The records that follow are to be given again exactly.

EXERCISE INPUT:
::::
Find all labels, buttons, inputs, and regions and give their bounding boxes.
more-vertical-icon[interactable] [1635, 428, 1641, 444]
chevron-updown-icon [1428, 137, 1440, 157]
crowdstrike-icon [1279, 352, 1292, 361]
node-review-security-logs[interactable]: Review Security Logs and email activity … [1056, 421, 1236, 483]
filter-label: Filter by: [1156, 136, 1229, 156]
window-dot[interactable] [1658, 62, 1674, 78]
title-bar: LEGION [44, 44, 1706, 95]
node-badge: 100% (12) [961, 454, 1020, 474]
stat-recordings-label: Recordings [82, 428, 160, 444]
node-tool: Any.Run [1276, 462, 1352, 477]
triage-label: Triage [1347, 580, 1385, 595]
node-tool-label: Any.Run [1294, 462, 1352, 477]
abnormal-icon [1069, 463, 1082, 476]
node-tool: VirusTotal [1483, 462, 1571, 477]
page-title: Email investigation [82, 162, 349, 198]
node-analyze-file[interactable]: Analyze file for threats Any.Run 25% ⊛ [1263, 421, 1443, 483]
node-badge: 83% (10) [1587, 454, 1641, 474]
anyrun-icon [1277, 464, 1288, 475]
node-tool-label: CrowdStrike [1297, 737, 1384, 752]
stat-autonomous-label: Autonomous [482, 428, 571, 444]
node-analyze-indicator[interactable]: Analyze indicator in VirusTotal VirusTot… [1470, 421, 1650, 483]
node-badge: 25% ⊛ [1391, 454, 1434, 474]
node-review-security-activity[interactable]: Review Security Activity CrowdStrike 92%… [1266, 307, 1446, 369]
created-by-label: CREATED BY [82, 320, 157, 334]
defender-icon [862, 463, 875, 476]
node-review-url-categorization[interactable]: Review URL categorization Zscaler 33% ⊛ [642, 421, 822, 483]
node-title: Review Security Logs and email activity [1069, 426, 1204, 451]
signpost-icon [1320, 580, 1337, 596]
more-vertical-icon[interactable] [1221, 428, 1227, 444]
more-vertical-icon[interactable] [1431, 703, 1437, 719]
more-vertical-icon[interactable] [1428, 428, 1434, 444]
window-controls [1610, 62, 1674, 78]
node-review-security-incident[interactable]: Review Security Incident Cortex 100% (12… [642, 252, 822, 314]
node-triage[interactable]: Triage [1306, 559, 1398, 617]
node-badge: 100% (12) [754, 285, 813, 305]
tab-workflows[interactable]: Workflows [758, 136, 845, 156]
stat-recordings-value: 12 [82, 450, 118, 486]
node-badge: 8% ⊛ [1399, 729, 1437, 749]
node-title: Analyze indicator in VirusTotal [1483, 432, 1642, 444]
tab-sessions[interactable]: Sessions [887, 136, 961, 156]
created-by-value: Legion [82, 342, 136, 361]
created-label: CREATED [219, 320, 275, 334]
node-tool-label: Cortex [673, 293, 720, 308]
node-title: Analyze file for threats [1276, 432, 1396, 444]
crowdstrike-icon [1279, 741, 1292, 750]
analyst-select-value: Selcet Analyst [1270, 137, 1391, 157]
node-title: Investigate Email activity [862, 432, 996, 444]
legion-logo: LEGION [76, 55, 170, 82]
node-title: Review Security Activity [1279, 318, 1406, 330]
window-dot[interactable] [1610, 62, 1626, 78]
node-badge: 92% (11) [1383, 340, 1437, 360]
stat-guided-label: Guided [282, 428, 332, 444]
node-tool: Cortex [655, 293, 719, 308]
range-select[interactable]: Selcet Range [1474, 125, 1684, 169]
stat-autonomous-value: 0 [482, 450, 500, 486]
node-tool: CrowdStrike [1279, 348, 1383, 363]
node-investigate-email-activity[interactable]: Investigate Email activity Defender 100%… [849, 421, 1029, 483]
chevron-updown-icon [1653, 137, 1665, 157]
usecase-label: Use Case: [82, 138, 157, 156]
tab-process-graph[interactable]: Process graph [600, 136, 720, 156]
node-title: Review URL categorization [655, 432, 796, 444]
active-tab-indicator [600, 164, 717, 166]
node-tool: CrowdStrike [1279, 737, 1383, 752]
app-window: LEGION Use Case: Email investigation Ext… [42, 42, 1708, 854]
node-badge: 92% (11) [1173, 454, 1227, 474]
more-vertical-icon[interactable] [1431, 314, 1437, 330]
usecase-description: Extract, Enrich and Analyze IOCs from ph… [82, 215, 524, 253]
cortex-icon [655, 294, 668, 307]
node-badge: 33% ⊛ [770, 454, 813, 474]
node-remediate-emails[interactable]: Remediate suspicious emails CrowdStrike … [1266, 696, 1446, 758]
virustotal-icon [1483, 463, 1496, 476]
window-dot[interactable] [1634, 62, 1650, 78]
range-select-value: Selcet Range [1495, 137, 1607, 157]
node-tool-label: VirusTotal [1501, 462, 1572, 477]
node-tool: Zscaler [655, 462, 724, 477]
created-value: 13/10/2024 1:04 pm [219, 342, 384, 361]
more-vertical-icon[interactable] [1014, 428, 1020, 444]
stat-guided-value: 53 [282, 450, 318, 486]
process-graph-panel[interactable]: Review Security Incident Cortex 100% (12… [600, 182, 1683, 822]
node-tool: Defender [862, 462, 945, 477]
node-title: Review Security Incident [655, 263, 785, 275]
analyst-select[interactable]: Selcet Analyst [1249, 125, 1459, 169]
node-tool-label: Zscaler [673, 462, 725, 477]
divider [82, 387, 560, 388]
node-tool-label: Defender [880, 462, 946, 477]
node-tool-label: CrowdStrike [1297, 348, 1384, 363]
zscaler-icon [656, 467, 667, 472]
::::
ANSWER BELOW:
Find all labels, buttons, inputs, and regions and give their bounding boxes.
more-vertical-icon[interactable] [1635, 428, 1641, 444]
chevron-updown-icon [1428, 137, 1440, 157]
crowdstrike-icon [1279, 352, 1292, 361]
node-review-security-logs[interactable]: Review Security Logs and email activity … [1056, 421, 1236, 483]
filter-label: Filter by: [1156, 136, 1229, 156]
window-dot[interactable] [1658, 62, 1674, 78]
title-bar: LEGION [44, 44, 1706, 95]
node-badge: 100% (12) [961, 454, 1020, 474]
stat-recordings-label: Recordings [82, 428, 160, 444]
node-tool: Any.Run [1276, 462, 1352, 477]
triage-label: Triage [1347, 580, 1385, 595]
node-tool-label: Any.Run [1294, 462, 1352, 477]
abnormal-icon [1069, 463, 1082, 476]
node-tool: VirusTotal [1483, 462, 1571, 477]
page-title: Email investigation [82, 162, 349, 198]
node-analyze-file[interactable]: Analyze file for threats Any.Run 25% ⊛ [1263, 421, 1443, 483]
node-badge: 83% (10) [1587, 454, 1641, 474]
anyrun-icon [1277, 464, 1288, 475]
node-tool-label: CrowdStrike [1297, 737, 1384, 752]
stat-autonomous-label: Autonomous [482, 428, 571, 444]
node-analyze-indicator[interactable]: Analyze indicator in VirusTotal VirusTot… [1470, 421, 1650, 483]
node-badge: 25% ⊛ [1391, 454, 1434, 474]
node-review-security-activity[interactable]: Review Security Activity CrowdStrike 92%… [1266, 307, 1446, 369]
created-by-label: CREATED BY [82, 320, 157, 334]
defender-icon [862, 463, 875, 476]
node-review-url-categorization[interactable]: Review URL categorization Zscaler 33% ⊛ [642, 421, 822, 483]
node-title: Review Security Logs and email activity [1069, 426, 1204, 451]
signpost-icon [1320, 580, 1337, 596]
more-vertical-icon[interactable] [1221, 428, 1227, 444]
more-vertical-icon[interactable] [1431, 703, 1437, 719]
more-vertical-icon[interactable] [1428, 428, 1434, 444]
window-controls [1610, 62, 1674, 78]
node-review-security-incident[interactable]: Review Security Incident Cortex 100% (12… [642, 252, 822, 314]
node-triage[interactable]: Triage [1306, 559, 1398, 617]
node-badge: 100% (12) [754, 285, 813, 305]
tab-workflows[interactable]: Workflows [758, 136, 845, 156]
stat-recordings-value: 12 [82, 450, 118, 486]
node-badge: 8% ⊛ [1399, 729, 1437, 749]
node-title: Analyze indicator in VirusTotal [1483, 432, 1642, 444]
tab-sessions[interactable]: Sessions [887, 136, 961, 156]
created-by-value: Legion [82, 342, 136, 361]
created-label: CREATED [219, 320, 275, 334]
node-tool-label: Cortex [673, 293, 720, 308]
node-title: Analyze file for threats [1276, 432, 1396, 444]
crowdstrike-icon [1279, 741, 1292, 750]
analyst-select-value: Selcet Analyst [1270, 137, 1391, 157]
node-title: Investigate Email activity [862, 432, 996, 444]
legion-logo: LEGION [76, 55, 170, 82]
node-title: Review Security Activity [1279, 318, 1406, 330]
window-dot[interactable] [1610, 62, 1626, 78]
node-badge: 92% (11) [1383, 340, 1437, 360]
stat-guided-label: Guided [282, 428, 332, 444]
node-tool: Cortex [655, 293, 719, 308]
range-select[interactable]: Selcet Range [1474, 125, 1684, 169]
stat-autonomous-value: 0 [482, 450, 500, 486]
node-tool: CrowdStrike [1279, 348, 1383, 363]
node-investigate-email-activity[interactable]: Investigate Email activity Defender 100%… [849, 421, 1029, 483]
chevron-updown-icon [1653, 137, 1665, 157]
usecase-label: Use Case: [82, 138, 157, 156]
tab-process-graph[interactable]: Process graph [600, 136, 720, 156]
node-title: Review URL categorization [655, 432, 796, 444]
active-tab-indicator [600, 164, 717, 166]
node-tool: CrowdStrike [1279, 737, 1383, 752]
app-window: LEGION Use Case: Email investigation Ext… [42, 42, 1708, 854]
node-badge: 92% (11) [1173, 454, 1227, 474]
more-vertical-icon[interactable] [1431, 314, 1437, 330]
usecase-description: Extract, Enrich and Analyze IOCs from ph… [82, 215, 524, 253]
cortex-icon [655, 294, 668, 307]
node-badge: 33% ⊛ [770, 454, 813, 474]
node-remediate-emails[interactable]: Remediate suspicious emails CrowdStrike … [1266, 696, 1446, 758]
virustotal-icon [1483, 463, 1496, 476]
window-dot[interactable] [1634, 62, 1650, 78]
range-select-value: Selcet Range [1495, 137, 1607, 157]
node-tool-label: VirusTotal [1501, 462, 1572, 477]
node-tool: Zscaler [655, 462, 724, 477]
created-value: 13/10/2024 1:04 pm [219, 342, 384, 361]
more-vertical-icon[interactable] [1014, 428, 1020, 444]
stat-guided-value: 53 [282, 450, 318, 486]
process-graph-panel[interactable]: Review Security Incident Cortex 100% (12… [600, 182, 1683, 822]
node-tool: Defender [862, 462, 945, 477]
node-title: Review Security Incident [655, 263, 785, 275]
analyst-select[interactable]: Selcet Analyst [1249, 125, 1459, 169]
node-tool-label: Zscaler [673, 462, 725, 477]
divider [82, 387, 560, 388]
node-tool-label: Defender [880, 462, 946, 477]
node-tool-label: CrowdStrike [1297, 348, 1384, 363]
zscaler-icon [656, 467, 667, 472]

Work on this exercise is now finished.